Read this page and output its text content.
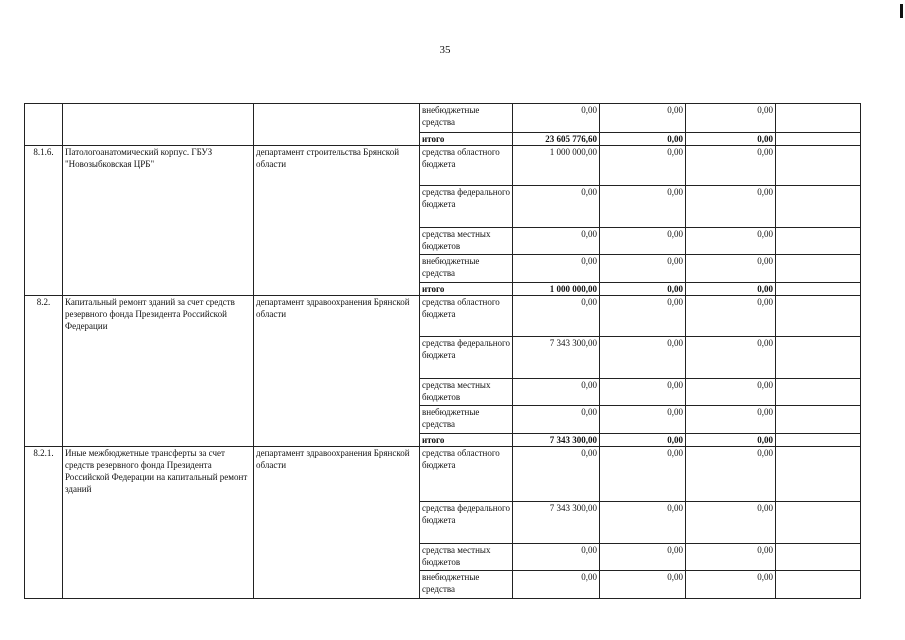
35
			внебюджетные средства	0,00	0,00	0,00	
			итого	23 605 776,60	0,00	0,00	
8.1.6.	Патологоанатомический корпус. ГБУЗ "Новозыбковская ЦРБ"	департамент строительства Брянской области	средства областного бюджета	1 000 000,00	0,00	0,00	
			средства федерального бюджета	0,00	0,00	0,00	
			средства местных бюджетов	0,00	0,00	0,00	
			внебюджетные средства	0,00	0,00	0,00	
			итого	1 000 000,00	0,00	0,00	
8.2.	Капитальный ремонт зданий за счет средств резервного фонда Президента Российской Федерации	департамент здравоохранения Брянской области	средства областного бюджета	0,00	0,00	0,00	
			средства федерального бюджета	7 343 300,00	0,00	0,00	
			средства местных бюджетов	0,00	0,00	0,00	
			внебюджетные средства	0,00	0,00	0,00	
			итого	7 343 300,00	0,00	0,00	
8.2.1.	Иные межбюджетные трансферты за счет средств резервного фонда Президента Российской Федерации на капитальный ремонт зданий	департамент здравоохранения Брянской области	средства областного бюджета	0,00	0,00	0,00	
			средства федерального бюджета	7 343 300,00	0,00	0,00	
			средства местных бюджетов	0,00	0,00	0,00	
			внебюджетные средства	0,00	0,00	0,00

■ ■ ■

Please set down each line of the data above exactly as written, without the pictures.

Read this page and output its text content.
35
			внебюджетные средства	0,00	0,00	0,00	
			итого	23 605 776,60	0,00	0,00	
8.1.6.	Патологоанатомический корпус. ГБУЗ "Новозыбковская ЦРБ"	департамент строительства Брянской области	средства областного бюджета	1 000 000,00	0,00	0,00	
			средства федерального бюджета	0,00	0,00	0,00	
			средства местных бюджетов	0,00	0,00	0,00	
			внебюджетные средства	0,00	0,00	0,00	
			итого	1 000 000,00	0,00	0,00	
8.2.	Капитальный ремонт зданий за счет средств резервного фонда Президента Российской Федерации	департамент здравоохранения Брянской области	средства областного бюджета	0,00	0,00	0,00	
			средства федерального бюджета	7 343 300,00	0,00	0,00	
			средства местных бюджетов	0,00	0,00	0,00	
			внебюджетные средства	0,00	0,00	0,00	
			итого	7 343 300,00	0,00	0,00	
8.2.1.	Иные межбюджетные трансферты за счет средств резервного фонда Президента Российской Федерации на капитальный ремонт зданий	департамент здравоохранения Брянской области	средства областного бюджета	0,00	0,00	0,00	
			средства федерального бюджета	7 343 300,00	0,00	0,00	
			средства местных бюджетов	0,00	0,00	0,00	
			внебюджетные средства	0,00	0,00	0,00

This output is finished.